■ STORED DATA
------------------------------
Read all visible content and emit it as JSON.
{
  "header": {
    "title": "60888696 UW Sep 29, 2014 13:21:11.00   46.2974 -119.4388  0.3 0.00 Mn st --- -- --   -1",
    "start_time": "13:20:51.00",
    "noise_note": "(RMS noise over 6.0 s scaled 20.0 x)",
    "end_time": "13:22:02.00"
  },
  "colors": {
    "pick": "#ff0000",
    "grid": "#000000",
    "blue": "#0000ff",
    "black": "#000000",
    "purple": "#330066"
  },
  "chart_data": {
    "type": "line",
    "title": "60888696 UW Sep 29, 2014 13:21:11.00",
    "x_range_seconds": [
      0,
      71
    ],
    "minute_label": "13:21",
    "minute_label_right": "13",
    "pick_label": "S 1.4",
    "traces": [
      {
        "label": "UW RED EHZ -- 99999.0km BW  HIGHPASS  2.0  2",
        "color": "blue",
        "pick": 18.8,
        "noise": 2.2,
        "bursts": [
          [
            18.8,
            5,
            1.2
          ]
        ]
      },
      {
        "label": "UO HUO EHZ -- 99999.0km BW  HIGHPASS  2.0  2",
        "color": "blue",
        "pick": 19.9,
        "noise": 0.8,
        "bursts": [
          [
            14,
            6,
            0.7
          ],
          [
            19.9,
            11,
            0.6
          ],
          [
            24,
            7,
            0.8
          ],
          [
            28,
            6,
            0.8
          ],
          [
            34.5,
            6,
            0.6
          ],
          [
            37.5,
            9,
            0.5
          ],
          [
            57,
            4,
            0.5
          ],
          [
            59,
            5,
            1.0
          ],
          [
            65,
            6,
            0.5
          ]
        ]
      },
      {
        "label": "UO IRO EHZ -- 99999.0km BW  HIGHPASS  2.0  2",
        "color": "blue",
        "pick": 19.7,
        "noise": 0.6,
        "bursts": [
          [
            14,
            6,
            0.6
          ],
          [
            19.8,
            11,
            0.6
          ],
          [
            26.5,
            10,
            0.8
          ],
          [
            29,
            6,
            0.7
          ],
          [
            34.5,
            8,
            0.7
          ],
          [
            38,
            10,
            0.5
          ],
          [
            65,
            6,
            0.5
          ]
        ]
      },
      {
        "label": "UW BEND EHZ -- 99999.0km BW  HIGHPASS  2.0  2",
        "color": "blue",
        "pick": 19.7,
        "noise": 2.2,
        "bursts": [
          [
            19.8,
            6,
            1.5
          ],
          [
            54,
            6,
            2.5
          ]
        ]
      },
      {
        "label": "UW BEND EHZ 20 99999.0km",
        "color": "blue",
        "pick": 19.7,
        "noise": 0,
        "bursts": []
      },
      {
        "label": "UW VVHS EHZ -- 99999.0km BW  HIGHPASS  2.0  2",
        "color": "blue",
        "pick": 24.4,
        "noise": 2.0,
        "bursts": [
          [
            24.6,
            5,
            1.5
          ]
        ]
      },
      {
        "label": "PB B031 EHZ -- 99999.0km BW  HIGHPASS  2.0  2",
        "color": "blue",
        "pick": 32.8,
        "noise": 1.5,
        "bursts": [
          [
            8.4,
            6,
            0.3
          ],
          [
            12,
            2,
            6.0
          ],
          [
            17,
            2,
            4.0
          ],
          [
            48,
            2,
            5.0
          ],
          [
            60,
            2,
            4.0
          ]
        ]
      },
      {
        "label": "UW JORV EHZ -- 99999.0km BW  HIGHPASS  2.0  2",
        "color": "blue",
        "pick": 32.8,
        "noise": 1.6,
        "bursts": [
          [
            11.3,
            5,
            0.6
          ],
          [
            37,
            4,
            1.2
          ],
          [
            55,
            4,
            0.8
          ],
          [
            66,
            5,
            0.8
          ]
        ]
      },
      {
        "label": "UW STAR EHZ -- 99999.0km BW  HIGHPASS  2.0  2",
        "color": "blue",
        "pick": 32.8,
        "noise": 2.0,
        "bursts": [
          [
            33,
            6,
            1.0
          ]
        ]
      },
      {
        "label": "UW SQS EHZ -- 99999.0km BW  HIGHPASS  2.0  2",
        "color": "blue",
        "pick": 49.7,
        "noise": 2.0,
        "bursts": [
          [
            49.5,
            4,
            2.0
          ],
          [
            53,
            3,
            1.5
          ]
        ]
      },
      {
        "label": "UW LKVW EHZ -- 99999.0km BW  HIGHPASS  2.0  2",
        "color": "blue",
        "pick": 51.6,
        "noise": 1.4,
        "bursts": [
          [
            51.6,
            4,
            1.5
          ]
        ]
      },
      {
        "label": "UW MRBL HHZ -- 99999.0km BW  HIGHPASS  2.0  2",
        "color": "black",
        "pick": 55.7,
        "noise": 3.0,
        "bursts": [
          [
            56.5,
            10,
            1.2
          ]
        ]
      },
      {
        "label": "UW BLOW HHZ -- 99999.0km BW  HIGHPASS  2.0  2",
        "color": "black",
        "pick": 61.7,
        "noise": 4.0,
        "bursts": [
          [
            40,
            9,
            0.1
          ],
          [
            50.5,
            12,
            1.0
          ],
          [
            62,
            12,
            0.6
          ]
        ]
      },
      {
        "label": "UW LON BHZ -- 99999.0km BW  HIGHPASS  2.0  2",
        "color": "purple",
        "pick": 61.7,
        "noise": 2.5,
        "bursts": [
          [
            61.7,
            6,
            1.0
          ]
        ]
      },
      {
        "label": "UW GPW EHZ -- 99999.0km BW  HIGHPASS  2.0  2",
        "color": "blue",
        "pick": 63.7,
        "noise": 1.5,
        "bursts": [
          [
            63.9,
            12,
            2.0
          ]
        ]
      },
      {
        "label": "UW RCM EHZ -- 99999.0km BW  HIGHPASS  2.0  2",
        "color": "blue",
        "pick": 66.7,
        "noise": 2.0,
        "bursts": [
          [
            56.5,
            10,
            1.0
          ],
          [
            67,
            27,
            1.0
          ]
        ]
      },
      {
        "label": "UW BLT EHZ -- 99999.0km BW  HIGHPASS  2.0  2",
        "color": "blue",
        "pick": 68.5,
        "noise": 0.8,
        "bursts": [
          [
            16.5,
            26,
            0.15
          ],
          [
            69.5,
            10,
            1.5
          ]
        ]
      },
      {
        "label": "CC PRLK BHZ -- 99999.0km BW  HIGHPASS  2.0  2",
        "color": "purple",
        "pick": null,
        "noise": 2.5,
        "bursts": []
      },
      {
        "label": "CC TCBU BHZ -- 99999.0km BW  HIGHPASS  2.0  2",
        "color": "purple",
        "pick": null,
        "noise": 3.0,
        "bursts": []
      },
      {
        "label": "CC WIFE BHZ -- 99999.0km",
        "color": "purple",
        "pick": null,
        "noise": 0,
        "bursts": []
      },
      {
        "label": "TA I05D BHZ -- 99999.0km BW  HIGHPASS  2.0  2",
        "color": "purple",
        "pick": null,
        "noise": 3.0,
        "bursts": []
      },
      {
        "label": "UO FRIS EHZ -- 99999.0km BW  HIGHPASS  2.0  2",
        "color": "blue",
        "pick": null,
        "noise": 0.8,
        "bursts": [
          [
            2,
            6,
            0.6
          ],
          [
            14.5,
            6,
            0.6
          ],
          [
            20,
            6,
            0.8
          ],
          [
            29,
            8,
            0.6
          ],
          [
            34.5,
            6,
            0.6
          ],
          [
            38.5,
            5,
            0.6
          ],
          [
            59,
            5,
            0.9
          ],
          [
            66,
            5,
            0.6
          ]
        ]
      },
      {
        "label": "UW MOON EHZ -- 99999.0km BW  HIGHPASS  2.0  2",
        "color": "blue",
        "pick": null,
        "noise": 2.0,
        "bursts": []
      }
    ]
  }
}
------------------------------
■ EXERCISE
Gather each line holding the string "title".

■ TASK OUTPUT
    "title": "60888696 UW Sep 29, 2014 13:21:11.00   46.2974 -119.4388  0.3 0.00 Mn st --- -- --   -1",
    "title": "60888696 UW Sep 29, 2014 13:21:11.00",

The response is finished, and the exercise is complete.